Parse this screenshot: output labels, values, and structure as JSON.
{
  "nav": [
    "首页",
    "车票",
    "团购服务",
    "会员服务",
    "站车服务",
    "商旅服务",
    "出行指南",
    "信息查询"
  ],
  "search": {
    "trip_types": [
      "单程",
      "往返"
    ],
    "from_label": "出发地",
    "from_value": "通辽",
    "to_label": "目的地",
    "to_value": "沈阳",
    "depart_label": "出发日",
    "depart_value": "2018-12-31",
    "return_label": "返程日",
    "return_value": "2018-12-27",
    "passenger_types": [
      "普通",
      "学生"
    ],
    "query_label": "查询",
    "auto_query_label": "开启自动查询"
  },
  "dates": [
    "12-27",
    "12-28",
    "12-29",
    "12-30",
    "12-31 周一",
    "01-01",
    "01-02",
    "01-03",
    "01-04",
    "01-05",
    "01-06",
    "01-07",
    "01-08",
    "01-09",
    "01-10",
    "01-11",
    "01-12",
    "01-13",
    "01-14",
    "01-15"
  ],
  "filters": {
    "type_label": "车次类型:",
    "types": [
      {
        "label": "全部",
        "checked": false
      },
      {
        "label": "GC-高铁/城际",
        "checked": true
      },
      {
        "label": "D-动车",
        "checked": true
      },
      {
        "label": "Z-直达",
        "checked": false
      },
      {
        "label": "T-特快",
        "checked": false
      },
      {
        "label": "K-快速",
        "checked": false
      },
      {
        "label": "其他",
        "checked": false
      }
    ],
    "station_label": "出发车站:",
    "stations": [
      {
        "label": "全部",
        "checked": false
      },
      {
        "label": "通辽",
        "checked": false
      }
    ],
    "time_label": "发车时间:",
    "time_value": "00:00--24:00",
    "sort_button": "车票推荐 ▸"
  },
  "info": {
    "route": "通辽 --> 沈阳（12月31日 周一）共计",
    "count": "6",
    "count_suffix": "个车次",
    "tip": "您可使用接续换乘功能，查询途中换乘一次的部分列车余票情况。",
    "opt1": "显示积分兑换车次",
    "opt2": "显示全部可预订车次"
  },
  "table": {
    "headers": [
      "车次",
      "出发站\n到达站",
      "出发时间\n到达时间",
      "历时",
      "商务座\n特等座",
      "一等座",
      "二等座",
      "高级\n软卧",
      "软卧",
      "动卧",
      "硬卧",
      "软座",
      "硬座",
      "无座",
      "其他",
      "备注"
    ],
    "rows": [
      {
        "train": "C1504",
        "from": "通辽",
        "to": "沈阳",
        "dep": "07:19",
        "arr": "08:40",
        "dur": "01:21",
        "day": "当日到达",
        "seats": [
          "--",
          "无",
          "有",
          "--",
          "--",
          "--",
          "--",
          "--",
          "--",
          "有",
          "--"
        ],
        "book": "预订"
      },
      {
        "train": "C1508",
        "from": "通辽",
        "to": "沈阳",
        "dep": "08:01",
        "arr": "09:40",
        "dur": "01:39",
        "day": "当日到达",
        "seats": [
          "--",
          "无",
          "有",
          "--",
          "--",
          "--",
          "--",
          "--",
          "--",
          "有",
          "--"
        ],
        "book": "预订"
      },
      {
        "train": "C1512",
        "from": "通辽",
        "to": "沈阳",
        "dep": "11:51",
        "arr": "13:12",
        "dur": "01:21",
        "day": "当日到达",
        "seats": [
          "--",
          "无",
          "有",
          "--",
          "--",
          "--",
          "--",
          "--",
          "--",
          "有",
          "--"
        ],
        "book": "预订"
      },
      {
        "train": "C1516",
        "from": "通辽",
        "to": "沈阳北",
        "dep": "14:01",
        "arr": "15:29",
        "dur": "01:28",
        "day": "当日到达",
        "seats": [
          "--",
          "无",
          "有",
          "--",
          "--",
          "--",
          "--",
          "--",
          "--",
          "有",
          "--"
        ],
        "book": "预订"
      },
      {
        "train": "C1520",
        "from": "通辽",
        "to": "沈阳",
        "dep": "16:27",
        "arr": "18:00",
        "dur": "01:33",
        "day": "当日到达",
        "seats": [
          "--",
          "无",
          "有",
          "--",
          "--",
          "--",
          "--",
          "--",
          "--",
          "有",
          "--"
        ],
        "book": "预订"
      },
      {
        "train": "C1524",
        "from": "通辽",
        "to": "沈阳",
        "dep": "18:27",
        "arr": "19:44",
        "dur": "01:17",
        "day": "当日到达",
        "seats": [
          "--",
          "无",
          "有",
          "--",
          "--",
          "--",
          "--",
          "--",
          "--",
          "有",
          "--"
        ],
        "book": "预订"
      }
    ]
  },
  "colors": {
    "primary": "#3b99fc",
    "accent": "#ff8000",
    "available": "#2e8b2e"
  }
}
* * * * * * * * *
# Challenge
Extract the complete data, matching each line exactly.

# Result of this task
Parse this screenshot: output labels, values, and structure as JSON.
{
  "nav": [
    "首页",
    "车票",
    "团购服务",
    "会员服务",
    "站车服务",
    "商旅服务",
    "出行指南",
    "信息查询"
  ],
  "search": {
    "trip_types": [
      "单程",
      "往返"
    ],
    "from_label": "出发地",
    "from_value": "通辽",
    "to_label": "目的地",
    "to_value": "沈阳",
    "depart_label": "出发日",
    "depart_value": "2018-12-31",
    "return_label": "返程日",
    "return_value": "2018-12-27",
    "passenger_types": [
      "普通",
      "学生"
    ],
    "query_label": "查询",
    "auto_query_label": "开启自动查询"
  },
  "dates": [
    "12-27",
    "12-28",
    "12-29",
    "12-30",
    "12-31 周一",
    "01-01",
    "01-02",
    "01-03",
    "01-04",
    "01-05",
    "01-06",
    "01-07",
    "01-08",
    "01-09",
    "01-10",
    "01-11",
    "01-12",
    "01-13",
    "01-14",
    "01-15"
  ],
  "filters": {
    "type_label": "车次类型:",
    "types": [
      {
        "label": "全部",
        "checked": false
      },
      {
        "label": "GC-高铁/城际",
        "checked": true
      },
      {
        "label": "D-动车",
        "checked": true
      },
      {
        "label": "Z-直达",
        "checked": false
      },
      {
        "label": "T-特快",
        "checked": false
      },
      {
        "label": "K-快速",
        "checked": false
      },
      {
        "label": "其他",
        "checked": false
      }
    ],
    "station_label": "出发车站:",
    "stations": [
      {
        "label": "全部",
        "checked": false
      },
      {
        "label": "通辽",
        "checked": false
      }
    ],
    "time_label": "发车时间:",
    "time_value": "00:00--24:00",
    "sort_button": "车票推荐 ▸"
  },
  "info": {
    "route": "通辽 --> 沈阳（12月31日 周一）共计",
    "count": "6",
    "count_suffix": "个车次",
    "tip": "您可使用接续换乘功能，查询途中换乘一次的部分列车余票情况。",
    "opt1": "显示积分兑换车次",
    "opt2": "显示全部可预订车次"
  },
  "table": {
    "headers": [
      "车次",
      "出发站\n到达站",
      "出发时间\n到达时间",
      "历时",
      "商务座\n特等座",
      "一等座",
      "二等座",
      "高级\n软卧",
      "软卧",
      "动卧",
      "硬卧",
      "软座",
      "硬座",
      "无座",
      "其他",
      "备注"
    ],
    "rows": [
      {
        "train": "C1504",
        "from": "通辽",
        "to": "沈阳",
        "dep": "07:19",
        "arr": "08:40",
        "dur": "01:21",
        "day": "当日到达",
        "seats": [
          "--",
          "无",
          "有",
          "--",
          "--",
          "--",
          "--",
          "--",
          "--",
          "有",
          "--"
        ],
        "book": "预订"
      },
      {
        "train": "C1508",
        "from": "通辽",
        "to": "沈阳",
        "dep": "08:01",
        "arr": "09:40",
        "dur": "01:39",
        "day": "当日到达",
        "seats": [
          "--",
          "无",
          "有",
          "--",
          "--",
          "--",
          "--",
          "--",
          "--",
          "有",
          "--"
        ],
        "book": "预订"
      },
      {
        "train": "C1512",
        "from": "通辽",
        "to": "沈阳",
        "dep": "11:51",
        "arr": "13:12",
        "dur": "01:21",
        "day": "当日到达",
        "seats": [
          "--",
          "无",
          "有",
          "--",
          "--",
          "--",
          "--",
          "--",
          "--",
          "有",
          "--"
        ],
        "book": "预订"
      },
      {
        "train": "C1516",
        "from": "通辽",
        "to": "沈阳北",
        "dep": "14:01",
        "arr": "15:29",
        "dur": "01:28",
        "day": "当日到达",
        "seats": [
          "--",
          "无",
          "有",
          "--",
          "--",
          "--",
          "--",
          "--",
          "--",
          "有",
          "--"
        ],
        "book": "预订"
      },
      {
        "train": "C1520",
        "from": "通辽",
        "to": "沈阳",
        "dep": "16:27",
        "arr": "18:00",
        "dur": "01:33",
        "day": "当日到达",
        "seats": [
          "--",
          "无",
          "有",
          "--",
          "--",
          "--",
          "--",
          "--",
          "--",
          "有",
          "--"
        ],
        "book": "预订"
      },
      {
        "train": "C1524",
        "from": "通辽",
        "to": "沈阳",
        "dep": "18:27",
        "arr": "19:44",
        "dur": "01:17",
        "day": "当日到达",
        "seats": [
          "--",
          "无",
          "有",
          "--",
          "--",
          "--",
          "--",
          "--",
          "--",
          "有",
          "--"
        ],
        "book": "预订"
      }
    ]
  },
  "colors": {
    "primary": "#3b99fc",
    "accent": "#ff8000",
    "available": "#2e8b2e"
  }
}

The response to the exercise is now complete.